● Problem description
Take from the listing each line that has the string "gemäss".

● Supplied entries
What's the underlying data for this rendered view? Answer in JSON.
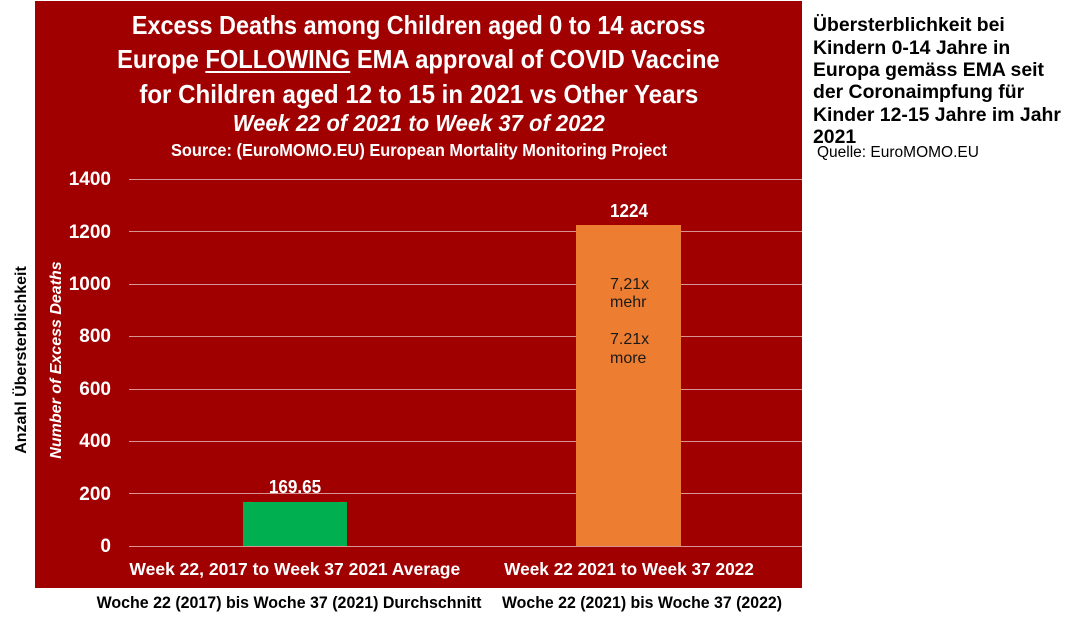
{
  "chart_data": {
    "type": "bar",
    "title": "Excess Deaths among Children aged 0 to 14 across Europe FOLLOWING EMA approval of COVID Vaccine for Children aged 12 to 15 in 2021 vs Other Years",
    "title_lines": [
      "Excess Deaths among Children aged 0 to 14 across",
      "Europe FOLLOWING EMA approval of COVID Vaccine",
      "for Children aged 12 to 15 in 2021 vs Other Years"
    ],
    "title_line2_parts": {
      "prefix": "Europe ",
      "underlined": "FOLLOWING",
      "suffix": " EMA approval of COVID Vaccine"
    },
    "subtitle": "Week 22 of 2021 to Week 37 of 2022",
    "source": "Source: (EuroMOMO.EU) European Mortality Monitoring Project",
    "ylabel": "Number of Excess Deaths",
    "ylabel_left": "Anzahl Übersterblichkeit",
    "categories": [
      "Week 22, 2017 to Week 37 2021 Average",
      "Week 22 2021 to Week 37 2022"
    ],
    "values": [
      169.65,
      1224
    ],
    "value_labels": [
      "169.65",
      "1224"
    ],
    "bar_colors": [
      "#00B050",
      "#ED7D31"
    ],
    "bar_annotation_lines": [
      "7,21x",
      "mehr",
      "",
      "7.21x",
      "more"
    ],
    "yticks": [
      0,
      200,
      400,
      600,
      800,
      1000,
      1200,
      1400
    ],
    "ylim": [
      0,
      1400
    ],
    "grid": true,
    "legend_position": "none",
    "background_color": "#A00000",
    "gridline_color": "#D9D9D9",
    "text_color": "#FFFFFF"
  },
  "bottom_labels": [
    "Woche 22 (2017) bis Woche 37 (2021) Durchschnitt",
    "Woche 22 (2021) bis Woche 37 (2022)"
  ],
  "right_panel": {
    "title": "Übersterblichkeit bei Kindern 0-14 Jahre in Europa gemäss EMA seit der Coronaimpfung für Kinder 12-15 Jahre im Jahr 2021",
    "title_lines": [
      "Übersterblichkeit bei",
      "Kindern 0-14 Jahre in",
      "Europa gemäss EMA seit",
      "der Coronaimpfung für",
      "Kinder 12-15 Jahre im Jahr",
      "2021"
    ],
    "source": "Quelle: EuroMOMO.EU"
  }
}
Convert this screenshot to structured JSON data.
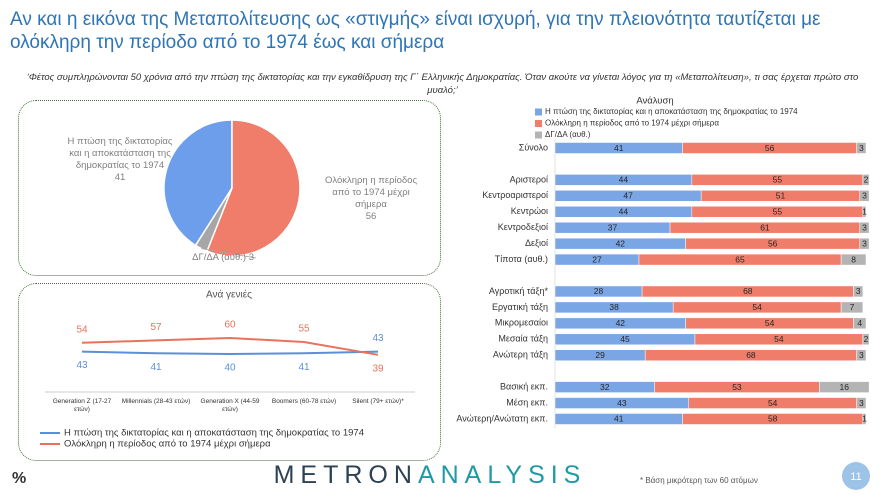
{
  "title": "Αν και η εικόνα της Μεταπολίτευσης ως «στιγμής» είναι ισχυρή, για την πλειονότητα ταυτίζεται με ολόκληρη την περίοδο από το 1974 έως και σήμερα",
  "subtitle": "‘Φέτος συμπληρώνονται 50 χρόνια από την πτώση της δικτατορίας και την εγκαθίδρυση της Γ΄ Ελληνικής Δημοκρατίας. Όταν ακούτε να γίνεται λόγος για τη «Μεταπολίτευση», τι σας έρχεται πρώτο στο μυαλό;’",
  "unit_label": "%",
  "logo": [
    "METRON",
    "ANALYSIS"
  ],
  "footnote": "* Βάση μικρότερη των 60 ατόμων",
  "page_number": 11,
  "chart_data": [
    {
      "type": "pie",
      "categories": [
        "Η πτώση της δικτατορίας και η αποκατάσταση της δημοκρατίας το 1974",
        "Ολόκληρη η περίοδος από το 1974 μέχρι σήμερα",
        "ΔΓ/ΔΑ (αυθ.)"
      ],
      "values": [
        41,
        56,
        3
      ],
      "colors": [
        "#6d9eeb",
        "#f07d69",
        "#a6a6a6"
      ]
    },
    {
      "type": "line",
      "title": "Ανά γενιές",
      "categories": [
        "Generation Z (17-27 ετών)",
        "Millennials (28-43 ετών)",
        "Generation X (44-59 ετών)",
        "Boomers (60-78 ετών)",
        "Silent (79+ ετών)*"
      ],
      "series": [
        {
          "name": "Η πτώση της δικτατορίας και η αποκατάσταση της δημοκρατίας το 1974",
          "color": "#5b8fd9",
          "values": [
            43,
            41,
            40,
            41,
            43
          ]
        },
        {
          "name": "Ολόκληρη η περίοδος από το 1974 μέχρι σήμερα",
          "color": "#e8735c",
          "values": [
            54,
            57,
            60,
            55,
            39
          ]
        }
      ],
      "ylim": [
        0,
        100
      ]
    },
    {
      "type": "bar",
      "title": "Ανάλυση",
      "orientation": "horizontal",
      "stacked": true,
      "categories": [
        "Σύνολο",
        null,
        "Αριστεροί",
        "Κεντροαριστεροί",
        "Κεντρώοι",
        "Κεντροδεξιοί",
        "Δεξιοί",
        "Τίποτα (αυθ.)",
        null,
        "Αγροτική τάξη*",
        "Εργατική τάξη",
        "Μικρομεσαίοι",
        "Μεσαία τάξη",
        "Ανώτερη τάξη",
        null,
        "Βασική εκπ.",
        "Μέση εκπ.",
        "Ανώτερη/Ανώτατη εκπ."
      ],
      "series": [
        {
          "name": "Η πτώση της δικτατορίας και η αποκατάσταση της δημοκρατίας το 1974",
          "color": "#7ba6e6",
          "values": [
            41,
            null,
            44,
            47,
            44,
            37,
            42,
            27,
            null,
            28,
            38,
            42,
            45,
            29,
            null,
            32,
            43,
            41
          ]
        },
        {
          "name": "Ολόκληρη η περίοδος από το 1974 μέχρι σήμερα",
          "color": "#f07d69",
          "values": [
            56,
            null,
            55,
            51,
            55,
            61,
            56,
            65,
            null,
            68,
            54,
            54,
            54,
            68,
            null,
            53,
            54,
            58
          ]
        },
        {
          "name": "ΔΓ/ΔΑ (αυθ.)",
          "color": "#b4b4b4",
          "values": [
            3,
            null,
            2,
            3,
            1,
            3,
            3,
            8,
            null,
            3,
            7,
            4,
            2,
            3,
            null,
            16,
            3,
            1
          ]
        }
      ],
      "xlim": [
        0,
        100
      ]
    }
  ]
}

● Task output
    "title": "Übersterblichkeit bei Kindern 0-14 Jahre in Europa gemäss EMA seit der Coronaimpfung für Kinder 12-15 Jahre im Jahr 2021",
      "Europa gemäss EMA seit",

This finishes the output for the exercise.